* BEGIN Extracted records *
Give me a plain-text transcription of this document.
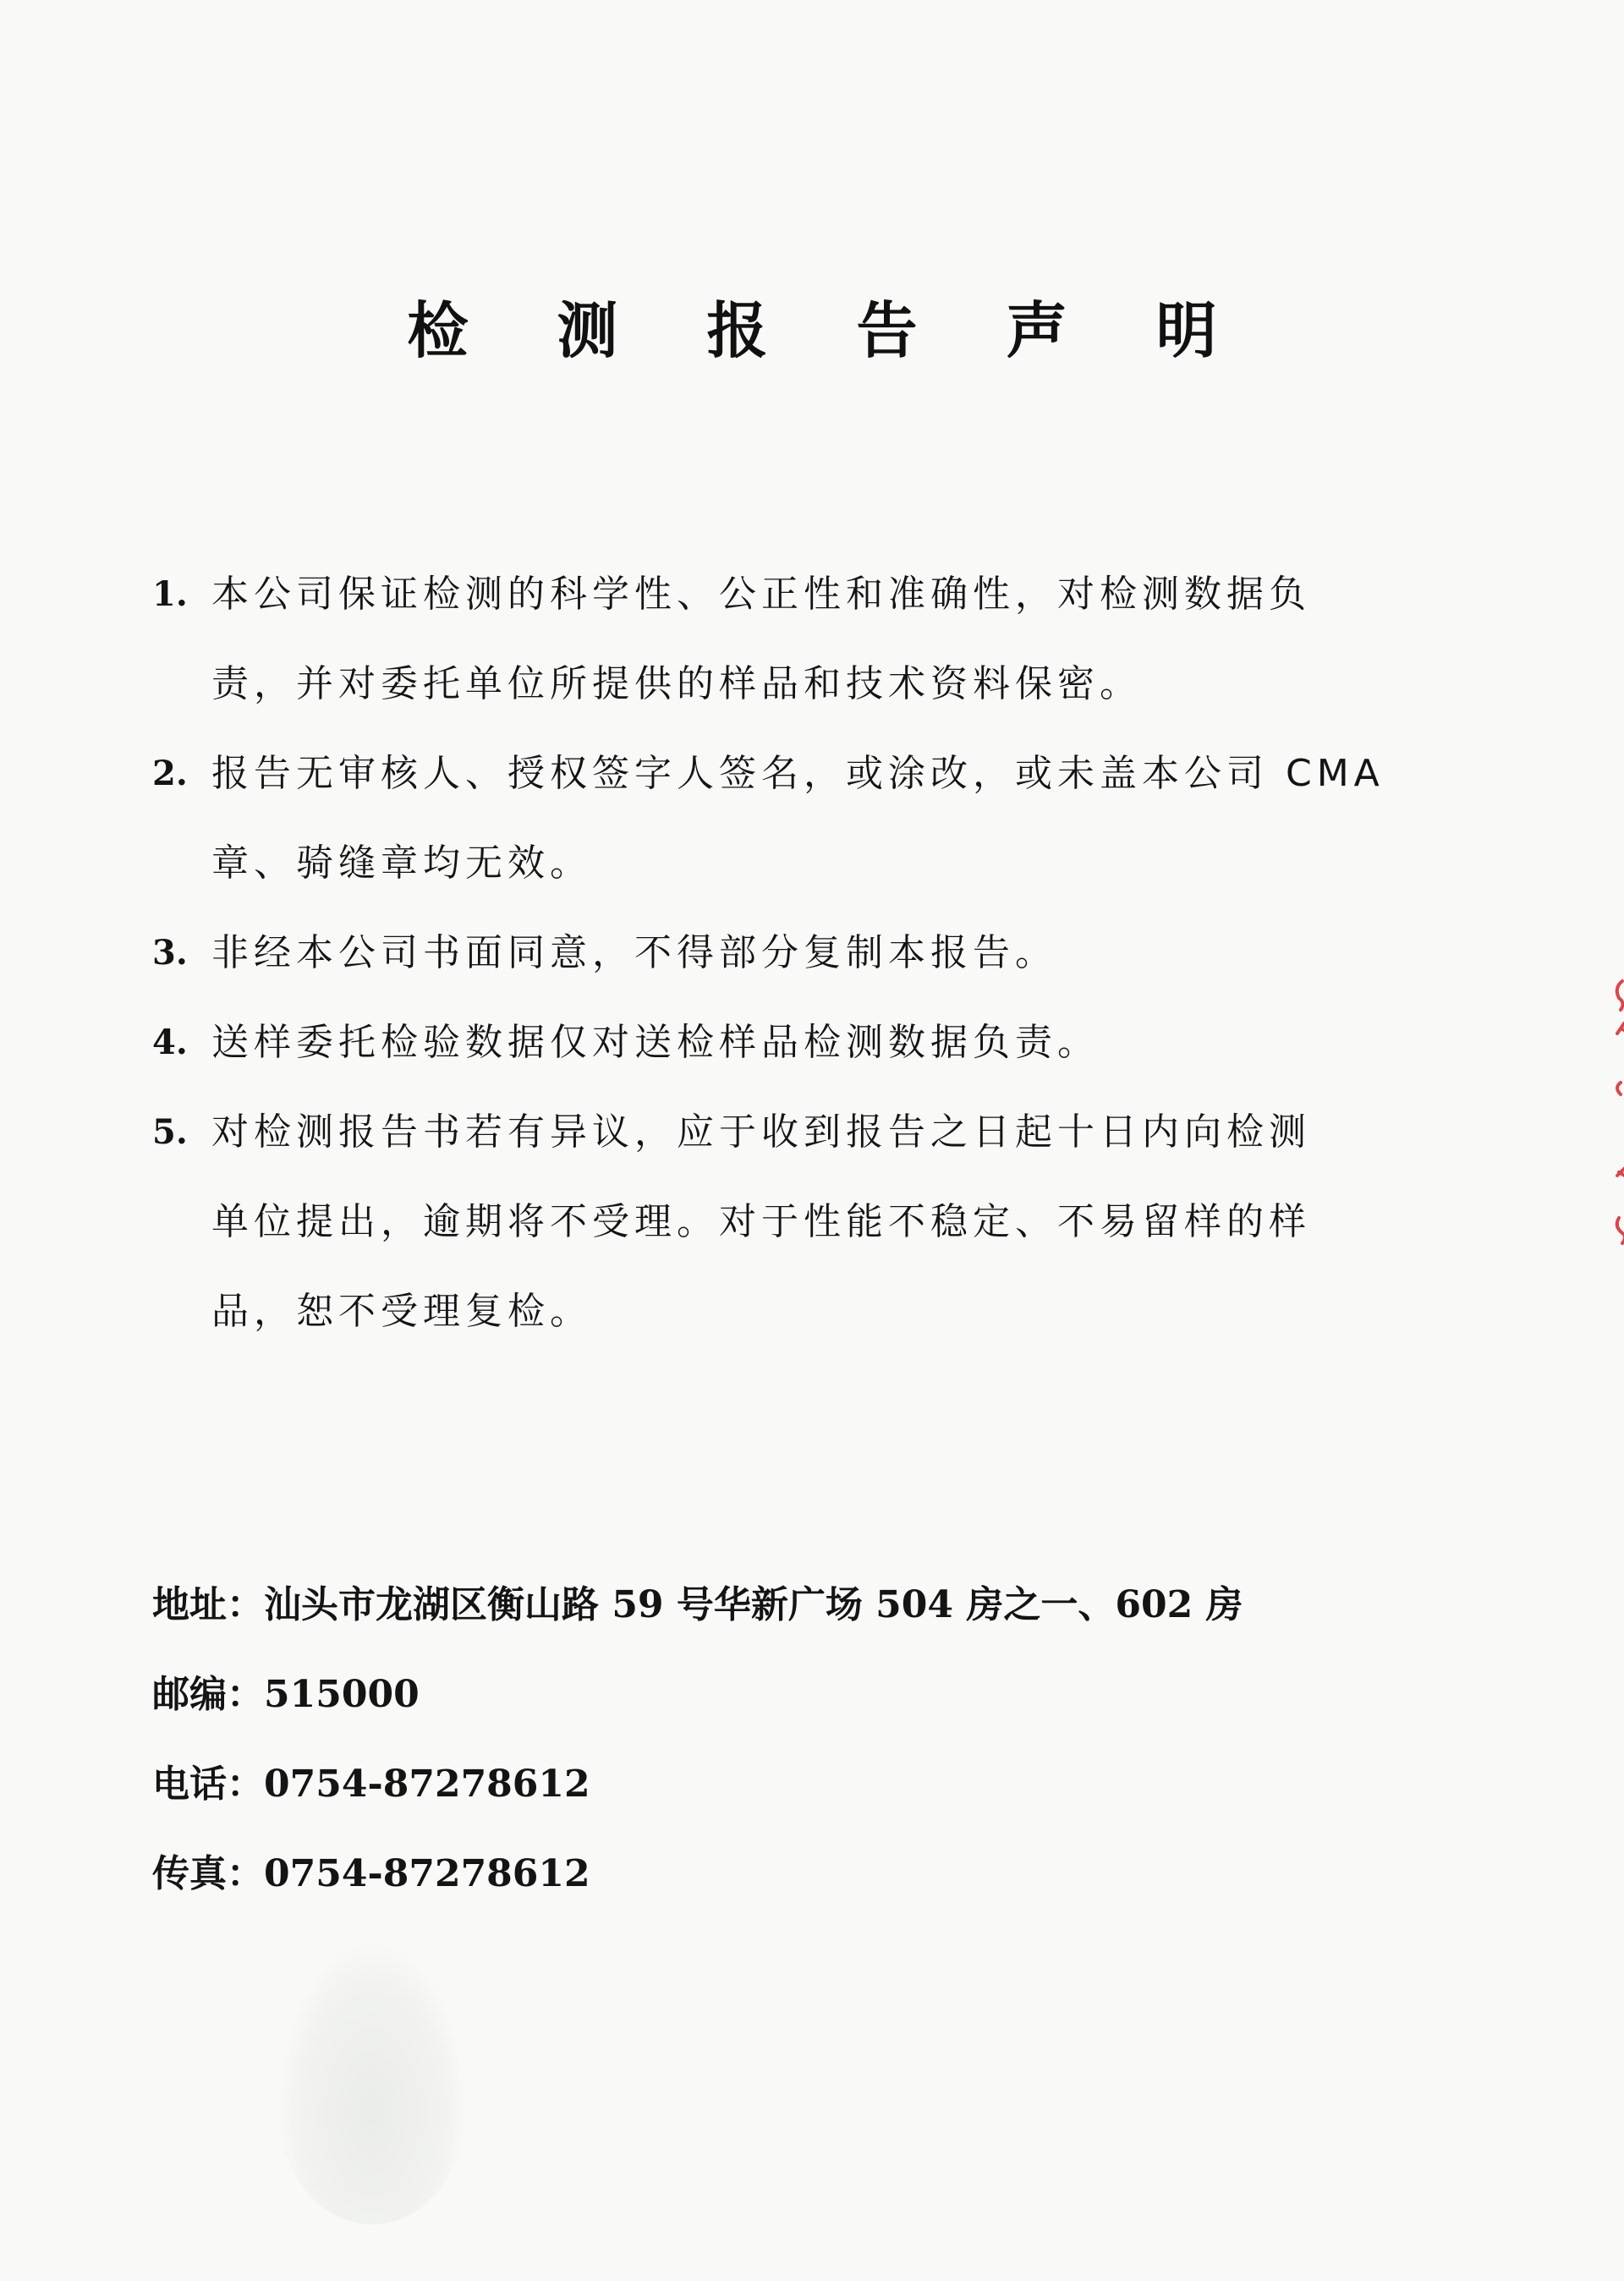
检 测 报 告 声 明
1. 本公司保证检测的科学性、公正性和准确性，对检测数据负
责，并对委托单位所提供的样品和技术资料保密。
2. 报告无审核人、授权签字人签名，或涂改，或未盖本公司 CMA
章、骑缝章均无效。
3. 非经本公司书面同意，不得部分复制本报告。
4. 送样委托检验数据仅对送检样品检测数据负责。
5. 对检测报告书若有异议，应于收到报告之日起十日内向检测
单位提出，逾期将不受理。对于性能不稳定、不易留样的样
品，恕不受理复检。
地址：汕头市龙湖区衡山路 59 号华新广场 504 房之一、602 房
邮编：515000
电话：0754-87278612
传真：0754-87278612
* END Extracted records *
Exercise details »
Repeat the records in full, exactly as they appear, without the pictures.

Response »
Give me a plain-text transcription of this document.
检 测 报 告 声 明
1. 本公司保证检测的科学性、公正性和准确性，对检测数据负
责，并对委托单位所提供的样品和技术资料保密。
2. 报告无审核人、授权签字人签名，或涂改，或未盖本公司 CMA
章、骑缝章均无效。
3. 非经本公司书面同意，不得部分复制本报告。
4. 送样委托检验数据仅对送检样品检测数据负责。
5. 对检测报告书若有异议，应于收到报告之日起十日内向检测
单位提出，逾期将不受理。对于性能不稳定、不易留样的样
品，恕不受理复检。
地址：汕头市龙湖区衡山路 59 号华新广场 504 房之一、602 房
邮编：515000
电话：0754-87278612
传真：0754-87278612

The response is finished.